— What to work on —
Rewrite the items from the line containing "UI element localization: list" through the line containing "series-connector xyxy=(1040,294,1148,318)", both included, as a Markdown table with the columns Row and Line. Put one line per row, number the rows, and leave out blank lines and the pictures.

— Information shown —

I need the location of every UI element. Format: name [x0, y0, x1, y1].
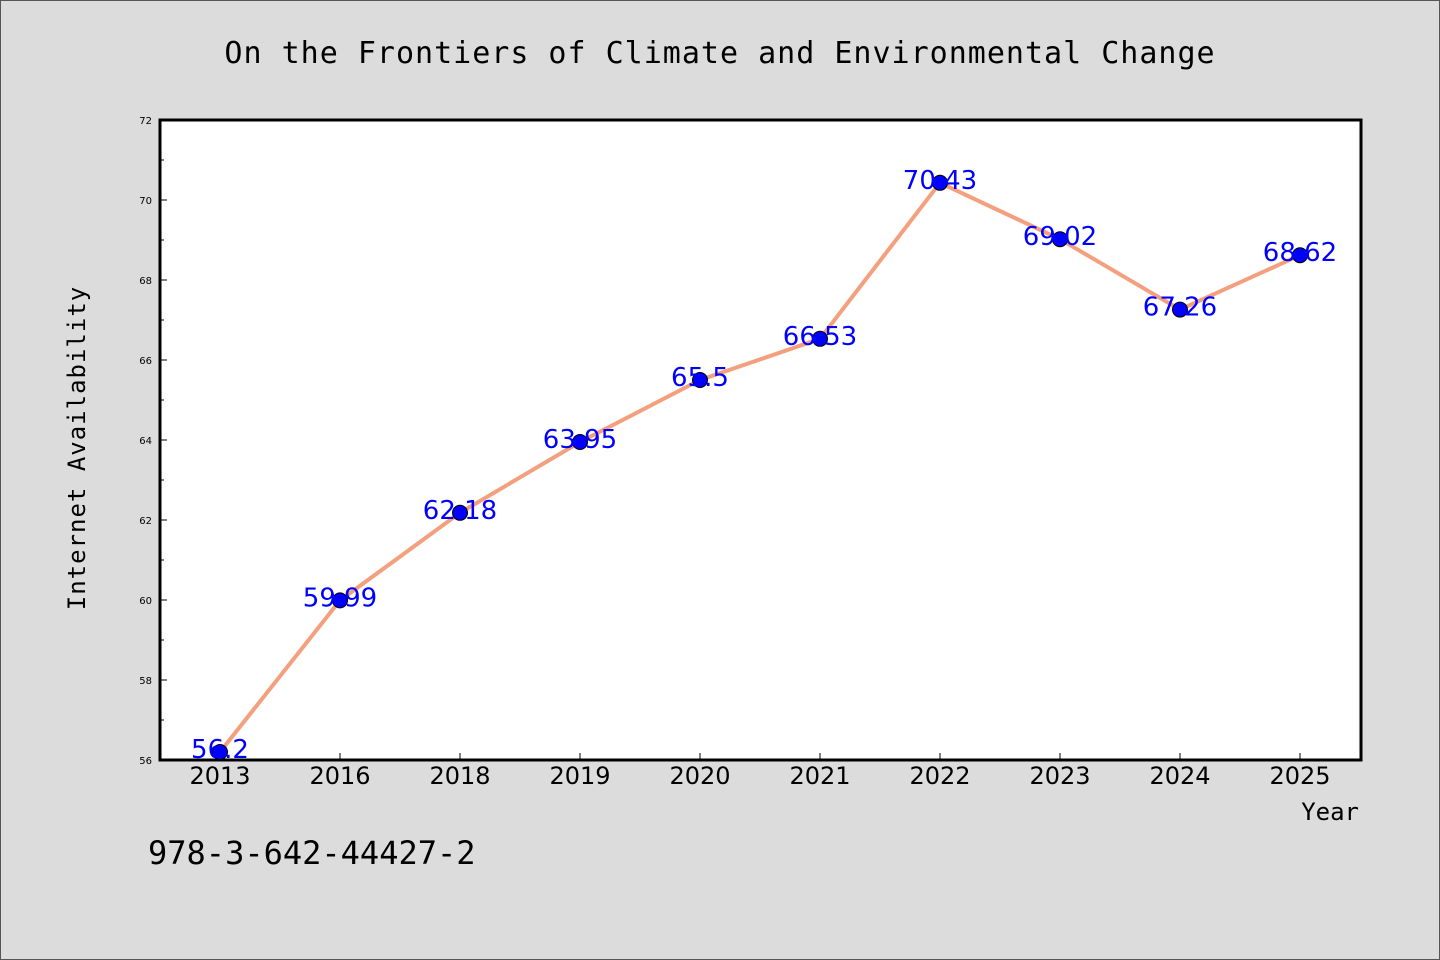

* * *

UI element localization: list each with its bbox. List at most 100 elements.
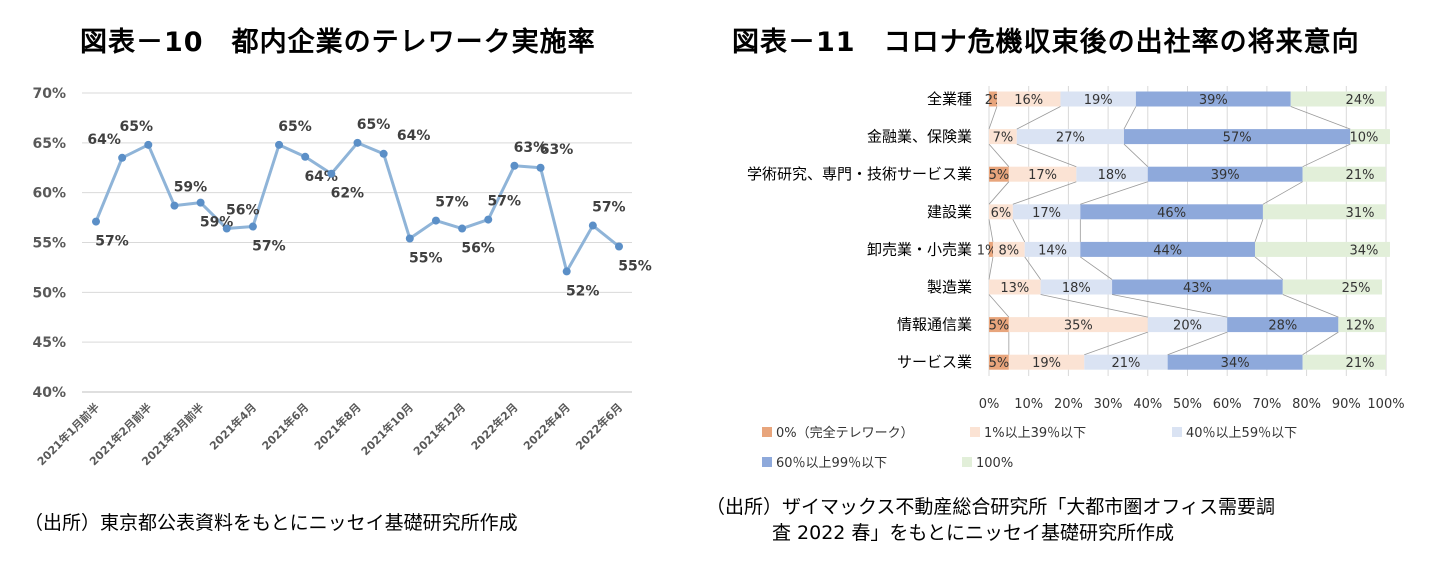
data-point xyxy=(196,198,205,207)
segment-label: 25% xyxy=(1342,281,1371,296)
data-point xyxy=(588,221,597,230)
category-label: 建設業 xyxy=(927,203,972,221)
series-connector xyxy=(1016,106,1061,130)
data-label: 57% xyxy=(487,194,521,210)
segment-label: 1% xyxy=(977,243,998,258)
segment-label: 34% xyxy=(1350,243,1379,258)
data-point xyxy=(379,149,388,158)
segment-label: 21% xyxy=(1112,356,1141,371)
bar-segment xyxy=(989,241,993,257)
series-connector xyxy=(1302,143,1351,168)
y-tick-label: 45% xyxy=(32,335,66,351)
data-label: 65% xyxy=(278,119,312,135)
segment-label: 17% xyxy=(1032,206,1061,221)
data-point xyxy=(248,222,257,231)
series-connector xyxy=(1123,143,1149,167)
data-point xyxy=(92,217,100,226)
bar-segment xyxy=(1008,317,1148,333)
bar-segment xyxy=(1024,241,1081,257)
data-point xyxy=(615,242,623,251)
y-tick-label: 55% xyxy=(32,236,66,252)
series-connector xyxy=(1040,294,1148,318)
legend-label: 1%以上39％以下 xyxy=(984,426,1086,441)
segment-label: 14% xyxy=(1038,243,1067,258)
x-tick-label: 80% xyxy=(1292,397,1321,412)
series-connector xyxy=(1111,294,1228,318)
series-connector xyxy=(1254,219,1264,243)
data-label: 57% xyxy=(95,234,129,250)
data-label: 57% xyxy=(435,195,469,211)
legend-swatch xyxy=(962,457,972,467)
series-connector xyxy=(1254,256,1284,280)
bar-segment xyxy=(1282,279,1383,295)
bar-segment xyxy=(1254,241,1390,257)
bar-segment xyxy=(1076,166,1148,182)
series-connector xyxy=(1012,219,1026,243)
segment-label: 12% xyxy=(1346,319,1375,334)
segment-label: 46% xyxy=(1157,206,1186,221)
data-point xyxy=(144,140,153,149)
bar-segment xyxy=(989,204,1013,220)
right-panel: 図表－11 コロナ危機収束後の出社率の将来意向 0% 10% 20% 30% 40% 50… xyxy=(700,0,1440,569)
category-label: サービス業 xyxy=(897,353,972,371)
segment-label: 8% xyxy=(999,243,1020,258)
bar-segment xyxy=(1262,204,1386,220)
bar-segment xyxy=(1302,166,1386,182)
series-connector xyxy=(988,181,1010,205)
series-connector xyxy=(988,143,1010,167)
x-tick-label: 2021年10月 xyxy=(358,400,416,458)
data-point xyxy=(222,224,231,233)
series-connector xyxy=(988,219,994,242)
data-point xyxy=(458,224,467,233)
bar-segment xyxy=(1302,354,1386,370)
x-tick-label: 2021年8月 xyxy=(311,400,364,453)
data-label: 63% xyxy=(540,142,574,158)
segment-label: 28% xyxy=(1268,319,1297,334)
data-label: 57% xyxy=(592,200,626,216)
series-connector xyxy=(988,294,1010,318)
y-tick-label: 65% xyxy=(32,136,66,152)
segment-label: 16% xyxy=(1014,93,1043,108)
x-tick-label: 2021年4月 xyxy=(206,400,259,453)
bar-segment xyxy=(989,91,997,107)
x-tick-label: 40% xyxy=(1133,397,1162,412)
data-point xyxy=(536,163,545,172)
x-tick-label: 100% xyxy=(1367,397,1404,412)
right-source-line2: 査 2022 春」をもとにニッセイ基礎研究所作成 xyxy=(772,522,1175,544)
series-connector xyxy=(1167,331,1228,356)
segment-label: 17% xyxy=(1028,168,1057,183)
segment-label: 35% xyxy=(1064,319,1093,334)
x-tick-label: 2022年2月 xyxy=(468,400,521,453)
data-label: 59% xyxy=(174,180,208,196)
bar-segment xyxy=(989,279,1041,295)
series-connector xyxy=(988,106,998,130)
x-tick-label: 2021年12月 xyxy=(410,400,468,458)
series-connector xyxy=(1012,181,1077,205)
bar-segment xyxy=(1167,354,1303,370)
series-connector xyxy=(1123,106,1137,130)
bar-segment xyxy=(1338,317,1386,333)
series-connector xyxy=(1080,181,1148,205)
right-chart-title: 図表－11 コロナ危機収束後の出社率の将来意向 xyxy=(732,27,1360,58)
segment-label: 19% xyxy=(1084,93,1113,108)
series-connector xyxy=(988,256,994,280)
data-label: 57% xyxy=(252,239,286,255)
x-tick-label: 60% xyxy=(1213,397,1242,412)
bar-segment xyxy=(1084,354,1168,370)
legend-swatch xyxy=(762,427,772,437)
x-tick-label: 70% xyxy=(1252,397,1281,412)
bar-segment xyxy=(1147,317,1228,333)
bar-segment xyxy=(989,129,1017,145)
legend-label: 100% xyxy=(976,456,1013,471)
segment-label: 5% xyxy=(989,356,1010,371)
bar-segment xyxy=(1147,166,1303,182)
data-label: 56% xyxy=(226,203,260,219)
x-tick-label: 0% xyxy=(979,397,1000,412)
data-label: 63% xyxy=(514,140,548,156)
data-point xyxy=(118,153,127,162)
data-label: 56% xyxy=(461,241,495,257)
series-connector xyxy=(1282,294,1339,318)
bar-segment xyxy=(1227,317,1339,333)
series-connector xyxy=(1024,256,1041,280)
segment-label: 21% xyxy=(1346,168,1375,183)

— Output below —
| Row | Line |
|---|---|
| 1 | UI element localization: list each with its bbox. List at most 100 elements. |
| 2 | data-point xyxy=(196,198,205,207) |
| 3 | segment-label: 25% xyxy=(1342,281,1371,296) |
| 4 | data-point xyxy=(588,221,597,230) |
| 5 | category-label: 建設業 xyxy=(927,203,972,221) |
| 6 | series-connector xyxy=(1016,106,1061,130) |
| 7 | data-label: 57% xyxy=(487,194,521,210) |
| 8 | segment-label: 1% xyxy=(977,243,998,258) |
| 9 | segment-label: 34% xyxy=(1350,243,1379,258) |
| 10 | data-point xyxy=(379,149,388,158) |
| 11 | segment-label: 21% xyxy=(1112,356,1141,371) |
| 12 | bar-segment xyxy=(989,241,993,257) |
| 13 | series-connector xyxy=(1302,143,1351,168) |
| 14 | y-tick-label: 45% xyxy=(32,335,66,351) |
| 15 | data-label: 65% xyxy=(278,119,312,135) |
| 16 | segment-label: 17% xyxy=(1032,206,1061,221) |
| 17 | data-point xyxy=(248,222,257,231) |
| 18 | series-connector xyxy=(1123,143,1149,167) |
| 19 | data-point xyxy=(92,217,100,226) |
| 20 | bar-segment xyxy=(1008,317,1148,333) |
| 21 | bar-segment xyxy=(1024,241,1081,257) |
| 22 | data-point xyxy=(615,242,623,251) |
| 23 | y-tick-label: 55% xyxy=(32,236,66,252) |
| 24 | series-connector xyxy=(1040,294,1148,318) |